>> Begin

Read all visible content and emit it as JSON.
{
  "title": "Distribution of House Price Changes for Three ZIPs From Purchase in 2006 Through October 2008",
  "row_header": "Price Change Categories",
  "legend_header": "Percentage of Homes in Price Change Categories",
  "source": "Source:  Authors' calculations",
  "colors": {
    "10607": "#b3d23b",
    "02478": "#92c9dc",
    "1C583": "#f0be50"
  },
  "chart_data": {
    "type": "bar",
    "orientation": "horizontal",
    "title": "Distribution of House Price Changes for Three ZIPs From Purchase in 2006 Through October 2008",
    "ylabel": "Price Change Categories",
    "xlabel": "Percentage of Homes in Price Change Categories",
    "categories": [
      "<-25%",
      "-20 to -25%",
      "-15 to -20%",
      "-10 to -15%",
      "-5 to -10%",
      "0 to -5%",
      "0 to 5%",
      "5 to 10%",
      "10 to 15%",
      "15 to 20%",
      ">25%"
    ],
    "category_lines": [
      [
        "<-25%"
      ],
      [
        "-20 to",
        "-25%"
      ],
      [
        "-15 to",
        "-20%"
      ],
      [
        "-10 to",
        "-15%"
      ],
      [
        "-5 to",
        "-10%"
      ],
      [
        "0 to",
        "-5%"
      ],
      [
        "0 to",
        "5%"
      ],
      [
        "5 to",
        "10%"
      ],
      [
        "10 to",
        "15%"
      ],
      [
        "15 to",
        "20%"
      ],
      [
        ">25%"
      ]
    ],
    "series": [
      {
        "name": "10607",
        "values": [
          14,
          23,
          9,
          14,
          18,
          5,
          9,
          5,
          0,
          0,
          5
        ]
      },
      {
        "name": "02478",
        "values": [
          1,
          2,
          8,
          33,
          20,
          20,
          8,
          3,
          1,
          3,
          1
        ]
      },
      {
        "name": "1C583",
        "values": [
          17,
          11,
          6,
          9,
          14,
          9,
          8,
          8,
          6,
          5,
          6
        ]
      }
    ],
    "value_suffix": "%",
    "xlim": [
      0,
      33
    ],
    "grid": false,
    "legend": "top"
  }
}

>> End

▸ WORK REQUIRED
Set down every line of the listing above again, exactly as given.

▸ COMPLETED EXERCISE
Read all visible content and emit it as JSON.
{
  "title": "Distribution of House Price Changes for Three ZIPs From Purchase in 2006 Through October 2008",
  "row_header": "Price Change Categories",
  "legend_header": "Percentage of Homes in Price Change Categories",
  "source": "Source:  Authors' calculations",
  "colors": {
    "10607": "#b3d23b",
    "02478": "#92c9dc",
    "1C583": "#f0be50"
  },
  "chart_data": {
    "type": "bar",
    "orientation": "horizontal",
    "title": "Distribution of House Price Changes for Three ZIPs From Purchase in 2006 Through October 2008",
    "ylabel": "Price Change Categories",
    "xlabel": "Percentage of Homes in Price Change Categories",
    "categories": [
      "<-25%",
      "-20 to -25%",
      "-15 to -20%",
      "-10 to -15%",
      "-5 to -10%",
      "0 to -5%",
      "0 to 5%",
      "5 to 10%",
      "10 to 15%",
      "15 to 20%",
      ">25%"
    ],
    "category_lines": [
      [
        "<-25%"
      ],
      [
        "-20 to",
        "-25%"
      ],
      [
        "-15 to",
        "-20%"
      ],
      [
        "-10 to",
        "-15%"
      ],
      [
        "-5 to",
        "-10%"
      ],
      [
        "0 to",
        "-5%"
      ],
      [
        "0 to",
        "5%"
      ],
      [
        "5 to",
        "10%"
      ],
      [
        "10 to",
        "15%"
      ],
      [
        "15 to",
        "20%"
      ],
      [
        ">25%"
      ]
    ],
    "series": [
      {
        "name": "10607",
        "values": [
          14,
          23,
          9,
          14,
          18,
          5,
          9,
          5,
          0,
          0,
          5
        ]
      },
      {
        "name": "02478",
        "values": [
          1,
          2,
          8,
          33,
          20,
          20,
          8,
          3,
          1,
          3,
          1
        ]
      },
      {
        "name": "1C583",
        "values": [
          17,
          11,
          6,
          9,
          14,
          9,
          8,
          8,
          6,
          5,
          6
        ]
      }
    ],
    "value_suffix": "%",
    "xlim": [
      0,
      33
    ],
    "grid": false,
    "legend": "top"
  }
}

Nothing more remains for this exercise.